→ WHAT THE EXERCISE ASKS: From the listing below, extract each entry exactly as written, minus the images.
>> BEGIN EXTRACTED RECORDS
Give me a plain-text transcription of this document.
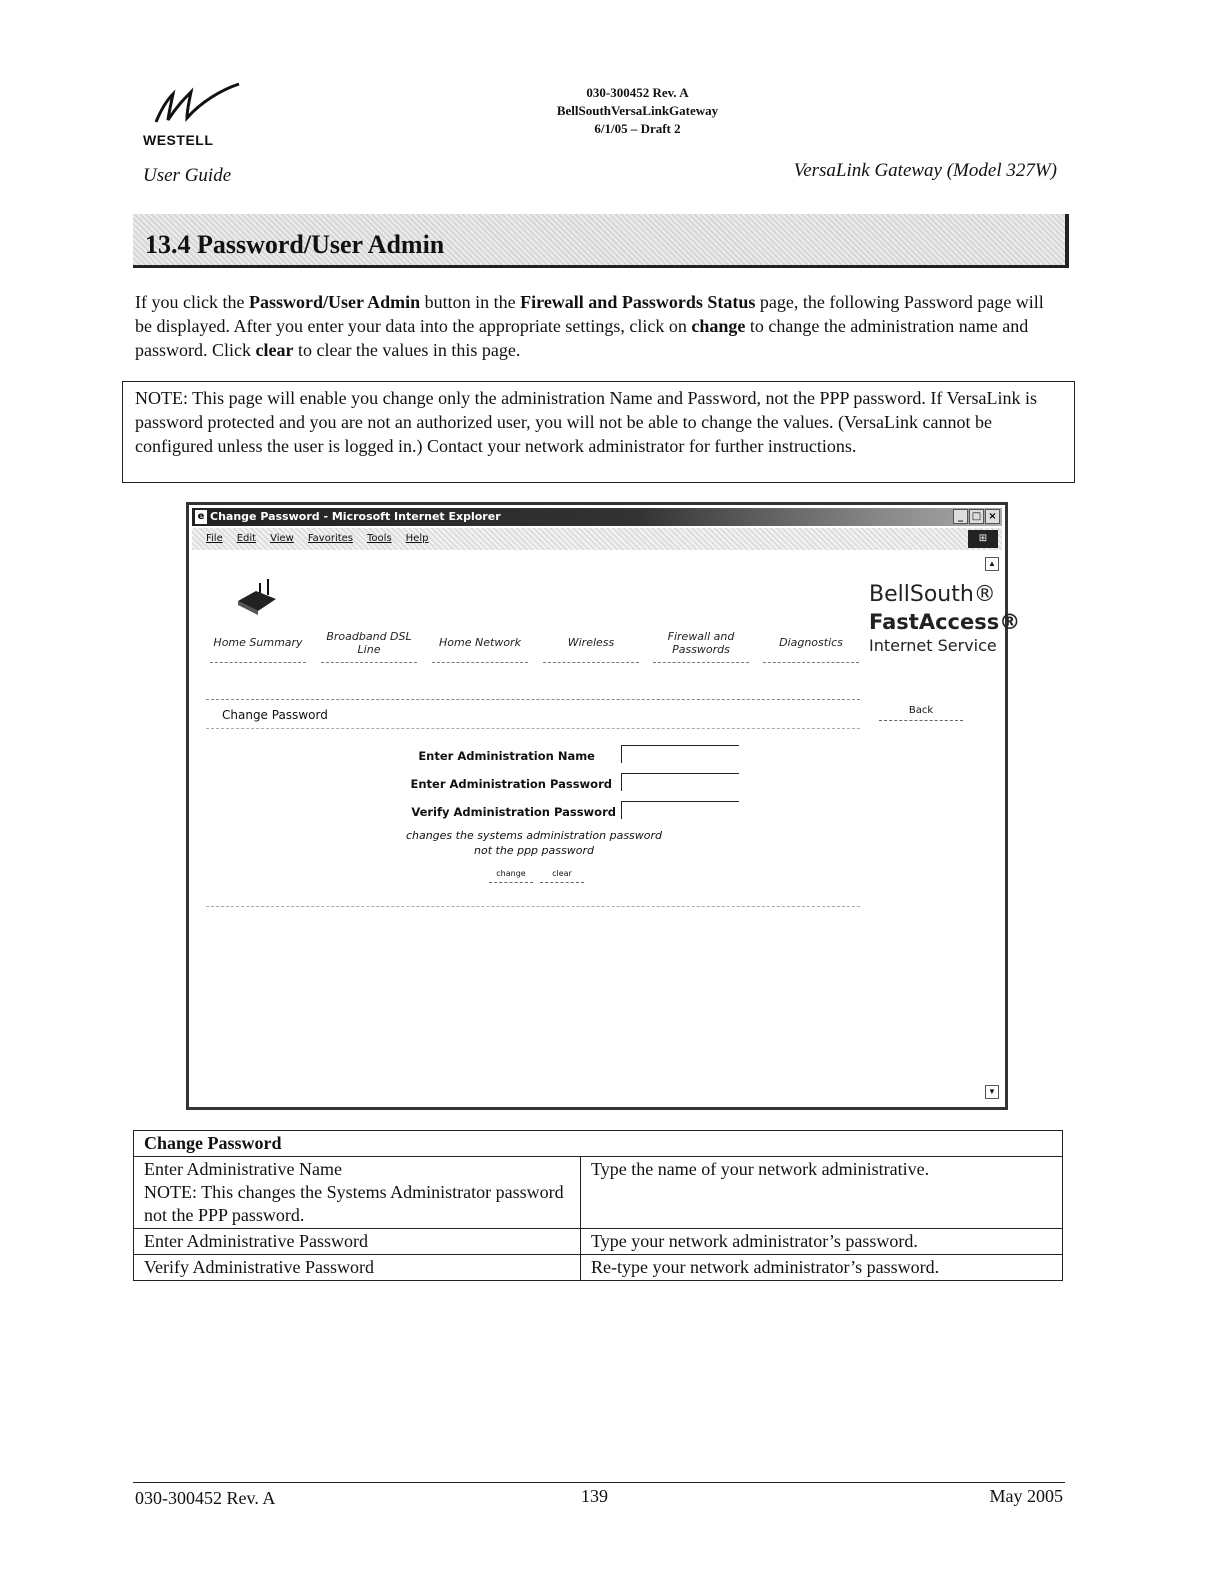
WESTELL
030-300452 Rev. A
BellSouthVersaLinkGateway
6/1/05 – Draft 2
User Guide	VersaLink Gateway (Model 327W)
13.4 Password/User Admin
If you click the Password/User Admin button in the Firewall and Passwords Status page, the following Password page will be displayed. After you enter your data into the appropriate settings, click on change to change the administration name and password. Click clear to clear the values in this page.
NOTE: This page will enable you change only the administration Name and Password, not the PPP password. If VersaLink is password protected and you are not an authorized user, you will not be able to change the values. (VersaLink cannot be configured unless the user is logged in.) Contact your network administrator for further instructions.
e Change Password - Microsoft Internet Explorer	_ □ ×
File Edit View Favorites Tools Help	⊞
▲
▼
BellSouth®
FastAccess®
Internet Service
Home Summary	Broadband DSL Line	Home Network	Wireless	Firewall and Passwords	Diagnostics
Change Password	Back
Enter Administration Name
Enter Administration Password
Verify Administration Password
changes the systems administration password
not the ppp password
change	clear
Change Password	

Enter Administrative Name
NOTE: This changes the Systems Administrator password not the PPP password.	Type the name of your network administrative.
Enter Administrative Password	Type your network administrator’s password.
Verify Administrative Password	Re-type your network administrator’s password.
030-300452 Rev. A	139	May 2005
>> END EXTRACTED RECORDS
→ RESPONSE TO THE EXERCISE:
Give me a plain-text transcription of this document.
WESTELL
030-300452 Rev. A
BellSouthVersaLinkGateway
6/1/05 – Draft 2
User Guide	VersaLink Gateway (Model 327W)
13.4 Password/User Admin
If you click the Password/User Admin button in the Firewall and Passwords Status page, the following Password page will be displayed. After you enter your data into the appropriate settings, click on change to change the administration name and password. Click clear to clear the values in this page.
NOTE: This page will enable you change only the administration Name and Password, not the PPP password. If VersaLink is password protected and you are not an authorized user, you will not be able to change the values. (VersaLink cannot be configured unless the user is logged in.) Contact your network administrator for further instructions.
e Change Password - Microsoft Internet Explorer	_ □ ×
File Edit View Favorites Tools Help	⊞
▲
▼
BellSouth®
FastAccess®
Internet Service
Home Summary	Broadband DSL Line	Home Network	Wireless	Firewall and Passwords	Diagnostics
Change Password	Back
Enter Administration Name
Enter Administration Password
Verify Administration Password
changes the systems administration password
not the ppp password
change	clear
Change Password	

Enter Administrative Name
NOTE: This changes the Systems Administrator password not the PPP password.	Type the name of your network administrative.
Enter Administrative Password	Type your network administrator’s password.
Verify Administrative Password	Re-type your network administrator’s password.
030-300452 Rev. A	139	May 2005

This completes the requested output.